• _Consigne_
Citez fidèlement, dans l'avis du groupe breton, le passage qui va de « Bien sûr, il » jusqu'à « belle-mère, filles, voisines. ».

• _Page_
____________

AVIS DU GROUPE BRETON

Nicole 
J'avais lu ce livre il y a longtemps et j'ai été très heureuse de le relire, d'autant que sur fond de victoire de Barack Obama, l'histoire avait encore plus de force. Le texte est difficile. C'est un livre qui se métrite, mais quelle puissance. Les personnages sont magnifiques.
Lona 
Roman, récit historique, fait divers, témoignage ? C’est sombre, dur, étouffant, impressionnant. La lecture n’est pas facile : les va-et-vient permanents entre réalités, fictions, rêves, brutalités, horreurs, violences, sorcellerie, destin, exorcisme, hystérie, folie ne facilitent pas la chronologie des faits !
Bien sûr, il y a l’histoire de l’esclavage : la misère, la pauvreté, la bestialité, les humiliations, les angoisses, les crimes. L’absence des hommes – maris, fils, frères ; une vie qui se construit autour et avec des femmes : belle-mère, filles, voisines.

____________

• _Données fournies_
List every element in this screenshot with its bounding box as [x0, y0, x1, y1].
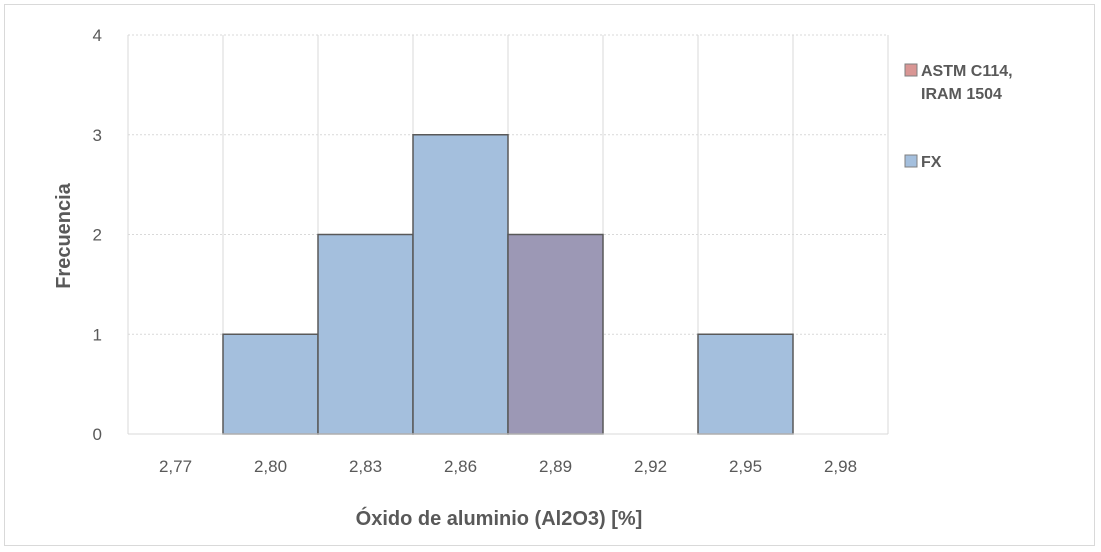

____________

• _Réponse_
Bien sûr, il y a l’histoire de l’esclavage : la misère, la pauvreté, la bestialité, les humiliations, les angoisses, les crimes. L’absence des hommes – maris, fils, frères ; une vie qui se construit autour et avec des femmes : belle-mère, filles, voisines.